## Task objective
What follows is a block of records; reproduce all of it verbatim.

-------

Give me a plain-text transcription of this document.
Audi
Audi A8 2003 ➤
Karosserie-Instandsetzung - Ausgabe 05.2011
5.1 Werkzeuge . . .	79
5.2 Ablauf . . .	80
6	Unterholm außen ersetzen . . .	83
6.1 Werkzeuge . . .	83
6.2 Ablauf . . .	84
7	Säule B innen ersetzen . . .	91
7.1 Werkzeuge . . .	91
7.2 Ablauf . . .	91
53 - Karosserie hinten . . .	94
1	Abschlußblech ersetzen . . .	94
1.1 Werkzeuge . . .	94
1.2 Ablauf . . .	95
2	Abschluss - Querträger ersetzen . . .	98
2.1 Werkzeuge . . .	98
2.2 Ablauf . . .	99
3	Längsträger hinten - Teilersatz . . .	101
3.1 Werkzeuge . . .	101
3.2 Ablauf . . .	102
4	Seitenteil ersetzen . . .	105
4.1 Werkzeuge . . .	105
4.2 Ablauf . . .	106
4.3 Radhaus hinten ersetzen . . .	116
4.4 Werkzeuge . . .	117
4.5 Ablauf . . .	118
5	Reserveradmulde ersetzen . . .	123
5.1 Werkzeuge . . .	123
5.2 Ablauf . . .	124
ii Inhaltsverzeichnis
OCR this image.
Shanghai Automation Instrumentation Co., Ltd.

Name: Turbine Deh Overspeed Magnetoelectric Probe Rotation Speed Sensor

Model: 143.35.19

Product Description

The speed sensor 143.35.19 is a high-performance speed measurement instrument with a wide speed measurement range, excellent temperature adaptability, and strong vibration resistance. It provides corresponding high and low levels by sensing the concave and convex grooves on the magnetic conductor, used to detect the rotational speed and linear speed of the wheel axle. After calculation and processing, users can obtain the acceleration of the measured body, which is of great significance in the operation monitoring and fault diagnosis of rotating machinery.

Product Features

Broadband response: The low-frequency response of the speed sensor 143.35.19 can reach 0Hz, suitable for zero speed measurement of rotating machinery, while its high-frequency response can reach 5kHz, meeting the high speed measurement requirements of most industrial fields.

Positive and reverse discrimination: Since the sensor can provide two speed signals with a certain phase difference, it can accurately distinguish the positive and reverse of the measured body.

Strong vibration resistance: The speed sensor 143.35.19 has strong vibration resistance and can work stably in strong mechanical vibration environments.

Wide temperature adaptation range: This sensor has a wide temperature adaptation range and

-------

## Output for this exercise
Give me a plain-text transcription of this document.
Audi
Audi A8 2003 ➤
Karosserie-Instandsetzung - Ausgabe 05.2011
5.1 Werkzeuge . . .	79
5.2 Ablauf . . .	80
6	Unterholm außen ersetzen . . .	83
6.1 Werkzeuge . . .	83
6.2 Ablauf . . .	84
7	Säule B innen ersetzen . . .	91
7.1 Werkzeuge . . .	91
7.2 Ablauf . . .	91
53 - Karosserie hinten . . .	94
1	Abschlußblech ersetzen . . .	94
1.1 Werkzeuge . . .	94
1.2 Ablauf . . .	95
2	Abschluss - Querträger ersetzen . . .	98
2.1 Werkzeuge . . .	98
2.2 Ablauf . . .	99
3	Längsträger hinten - Teilersatz . . .	101
3.1 Werkzeuge . . .	101
3.2 Ablauf . . .	102
4	Seitenteil ersetzen . . .	105
4.1 Werkzeuge . . .	105
4.2 Ablauf . . .	106
4.3 Radhaus hinten ersetzen . . .	116
4.4 Werkzeuge . . .	117
4.5 Ablauf . . .	118
5	Reserveradmulde ersetzen . . .	123
5.1 Werkzeuge . . .	123
5.2 Ablauf . . .	124
ii Inhaltsverzeichnis
OCR this image.
Shanghai Automation Instrumentation Co., Ltd.

Name: Turbine Deh Overspeed Magnetoelectric Probe Rotation Speed Sensor

Model: 143.35.19

Product Description

The speed sensor 143.35.19 is a high-performance speed measurement instrument with a wide speed measurement range, excellent temperature adaptability, and strong vibration resistance. It provides corresponding high and low levels by sensing the concave and convex grooves on the magnetic conductor, used to detect the rotational speed and linear speed of the wheel axle. After calculation and processing, users can obtain the acceleration of the measured body, which is of great significance in the operation monitoring and fault diagnosis of rotating machinery.

Product Features

Broadband response: The low-frequency response of the speed sensor 143.35.19 can reach 0Hz, suitable for zero speed measurement of rotating machinery, while its high-frequency response can reach 5kHz, meeting the high speed measurement requirements of most industrial fields.

Positive and reverse discrimination: Since the sensor can provide two speed signals with a certain phase difference, it can accurately distinguish the positive and reverse of the measured body.

Strong vibration resistance: The speed sensor 143.35.19 has strong vibration resistance and can work stably in strong mechanical vibration environments.

Wide temperature adaptation range: This sensor has a wide temperature adaptation range and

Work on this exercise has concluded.